Dataset records
=-=-=

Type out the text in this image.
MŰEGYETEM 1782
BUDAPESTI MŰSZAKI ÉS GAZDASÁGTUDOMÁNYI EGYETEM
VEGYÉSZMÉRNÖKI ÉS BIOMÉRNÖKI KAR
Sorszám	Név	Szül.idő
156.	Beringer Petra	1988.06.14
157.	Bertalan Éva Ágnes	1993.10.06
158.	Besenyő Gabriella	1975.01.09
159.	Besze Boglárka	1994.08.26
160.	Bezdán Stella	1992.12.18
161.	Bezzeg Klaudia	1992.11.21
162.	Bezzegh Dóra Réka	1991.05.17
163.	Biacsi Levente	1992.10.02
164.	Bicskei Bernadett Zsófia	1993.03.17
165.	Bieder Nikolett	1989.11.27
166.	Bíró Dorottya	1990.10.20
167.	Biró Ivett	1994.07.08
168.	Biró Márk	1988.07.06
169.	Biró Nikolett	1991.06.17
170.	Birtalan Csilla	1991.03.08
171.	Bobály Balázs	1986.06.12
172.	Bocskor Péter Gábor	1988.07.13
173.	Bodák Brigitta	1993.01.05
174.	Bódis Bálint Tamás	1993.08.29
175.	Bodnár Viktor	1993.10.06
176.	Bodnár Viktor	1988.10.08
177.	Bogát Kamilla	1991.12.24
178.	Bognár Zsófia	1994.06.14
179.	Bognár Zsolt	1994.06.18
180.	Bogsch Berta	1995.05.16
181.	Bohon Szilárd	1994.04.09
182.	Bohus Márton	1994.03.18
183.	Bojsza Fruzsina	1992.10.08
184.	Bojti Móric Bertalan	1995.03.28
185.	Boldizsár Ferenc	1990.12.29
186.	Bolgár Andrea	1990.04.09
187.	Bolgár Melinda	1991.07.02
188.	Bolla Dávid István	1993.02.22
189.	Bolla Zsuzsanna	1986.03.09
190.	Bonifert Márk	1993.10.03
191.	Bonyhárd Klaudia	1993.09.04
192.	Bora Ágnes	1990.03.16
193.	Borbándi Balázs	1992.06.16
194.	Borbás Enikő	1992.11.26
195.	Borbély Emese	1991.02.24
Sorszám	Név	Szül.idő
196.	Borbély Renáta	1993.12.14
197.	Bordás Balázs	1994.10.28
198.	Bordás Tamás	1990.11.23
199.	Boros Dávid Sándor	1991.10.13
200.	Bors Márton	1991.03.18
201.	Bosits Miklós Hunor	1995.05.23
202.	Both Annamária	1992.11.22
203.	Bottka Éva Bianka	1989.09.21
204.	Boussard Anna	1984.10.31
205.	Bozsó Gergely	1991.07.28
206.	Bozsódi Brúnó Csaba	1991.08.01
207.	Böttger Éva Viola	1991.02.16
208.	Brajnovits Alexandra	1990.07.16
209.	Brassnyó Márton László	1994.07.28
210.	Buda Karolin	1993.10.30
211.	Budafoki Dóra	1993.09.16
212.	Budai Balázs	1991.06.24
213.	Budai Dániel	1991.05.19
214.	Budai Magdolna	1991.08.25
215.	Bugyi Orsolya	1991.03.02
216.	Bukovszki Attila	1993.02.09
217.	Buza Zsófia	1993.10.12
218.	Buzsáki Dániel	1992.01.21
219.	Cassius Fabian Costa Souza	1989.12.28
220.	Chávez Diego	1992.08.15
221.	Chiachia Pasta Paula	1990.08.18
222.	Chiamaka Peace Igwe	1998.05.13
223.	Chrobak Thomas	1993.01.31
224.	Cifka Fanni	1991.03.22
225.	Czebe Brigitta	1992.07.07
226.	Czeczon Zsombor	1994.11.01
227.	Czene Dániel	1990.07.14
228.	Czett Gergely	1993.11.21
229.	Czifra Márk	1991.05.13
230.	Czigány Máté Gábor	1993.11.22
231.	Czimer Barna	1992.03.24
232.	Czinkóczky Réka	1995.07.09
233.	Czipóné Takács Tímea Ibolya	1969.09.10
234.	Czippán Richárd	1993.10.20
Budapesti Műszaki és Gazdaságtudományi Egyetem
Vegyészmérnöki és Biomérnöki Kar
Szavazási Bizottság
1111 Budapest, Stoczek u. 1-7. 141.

=-=-=

• _Description of the task_
List all lines from the entries that include the word "Balázs".

• _Correct answer_
171.	Bobály Balázs	1986.06.12
193.	Borbándi Balázs	1992.06.16
197.	Bordás Balázs	1994.10.28
212.	Budai Balázs	1991.06.24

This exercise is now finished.